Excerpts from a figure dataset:
BEGIN

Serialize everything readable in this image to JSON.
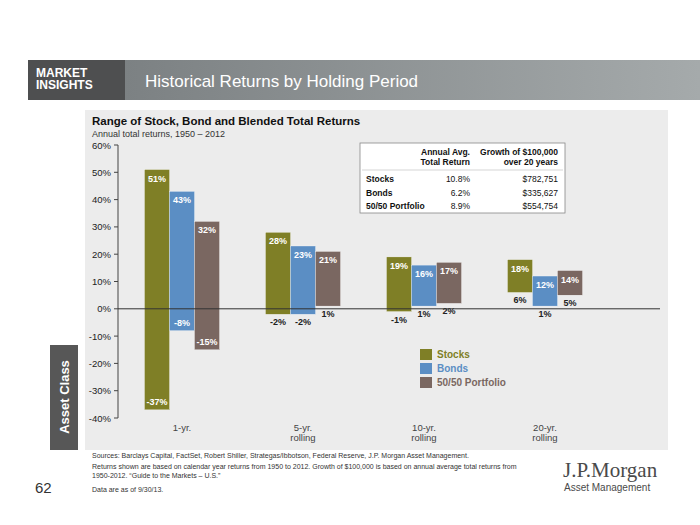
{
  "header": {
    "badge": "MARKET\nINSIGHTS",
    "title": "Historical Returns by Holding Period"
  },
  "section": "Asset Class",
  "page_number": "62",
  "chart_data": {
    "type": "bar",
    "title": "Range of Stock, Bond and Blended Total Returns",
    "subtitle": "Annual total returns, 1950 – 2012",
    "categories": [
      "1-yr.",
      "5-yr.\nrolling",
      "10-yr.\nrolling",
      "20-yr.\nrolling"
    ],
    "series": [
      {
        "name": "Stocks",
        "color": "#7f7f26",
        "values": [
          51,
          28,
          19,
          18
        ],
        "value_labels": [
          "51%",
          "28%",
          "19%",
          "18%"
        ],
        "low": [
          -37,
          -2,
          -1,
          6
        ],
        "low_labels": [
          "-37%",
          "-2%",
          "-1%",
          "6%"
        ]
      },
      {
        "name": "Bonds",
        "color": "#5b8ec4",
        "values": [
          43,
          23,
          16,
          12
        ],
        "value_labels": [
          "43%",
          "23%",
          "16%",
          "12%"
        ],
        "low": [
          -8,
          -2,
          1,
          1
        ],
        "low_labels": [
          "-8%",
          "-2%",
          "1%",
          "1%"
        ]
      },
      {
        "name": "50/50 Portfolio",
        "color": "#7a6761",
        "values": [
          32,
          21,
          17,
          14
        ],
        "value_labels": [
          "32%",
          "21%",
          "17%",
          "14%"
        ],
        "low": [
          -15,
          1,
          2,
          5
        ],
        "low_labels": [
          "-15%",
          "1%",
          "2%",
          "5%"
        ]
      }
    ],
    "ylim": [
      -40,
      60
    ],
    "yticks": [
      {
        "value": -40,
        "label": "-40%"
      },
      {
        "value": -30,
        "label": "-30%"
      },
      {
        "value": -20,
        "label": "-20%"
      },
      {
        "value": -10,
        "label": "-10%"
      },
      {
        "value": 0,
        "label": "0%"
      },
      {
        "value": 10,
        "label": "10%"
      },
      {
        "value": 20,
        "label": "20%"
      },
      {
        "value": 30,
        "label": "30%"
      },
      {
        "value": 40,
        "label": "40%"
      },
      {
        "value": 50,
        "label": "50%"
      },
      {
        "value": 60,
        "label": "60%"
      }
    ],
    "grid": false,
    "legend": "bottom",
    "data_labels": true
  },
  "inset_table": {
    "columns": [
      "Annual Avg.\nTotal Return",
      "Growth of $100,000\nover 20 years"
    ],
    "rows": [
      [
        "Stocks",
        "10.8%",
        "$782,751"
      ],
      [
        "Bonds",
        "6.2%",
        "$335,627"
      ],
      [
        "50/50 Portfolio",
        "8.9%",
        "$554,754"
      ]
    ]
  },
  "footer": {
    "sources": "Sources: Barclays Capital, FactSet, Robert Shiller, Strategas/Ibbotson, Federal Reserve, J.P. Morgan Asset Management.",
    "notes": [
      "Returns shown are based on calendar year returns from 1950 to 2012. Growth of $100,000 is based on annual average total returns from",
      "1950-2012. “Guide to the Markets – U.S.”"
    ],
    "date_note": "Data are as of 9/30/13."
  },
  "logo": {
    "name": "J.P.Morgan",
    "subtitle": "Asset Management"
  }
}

END

GIVEN EXERCISE:
In the listing, find each line with the string "nrolling" and copy it.

CORRECT OUTPUT:
      "5-yr.\nrolling",
      "10-yr.\nrolling",
      "20-yr.\nrolling"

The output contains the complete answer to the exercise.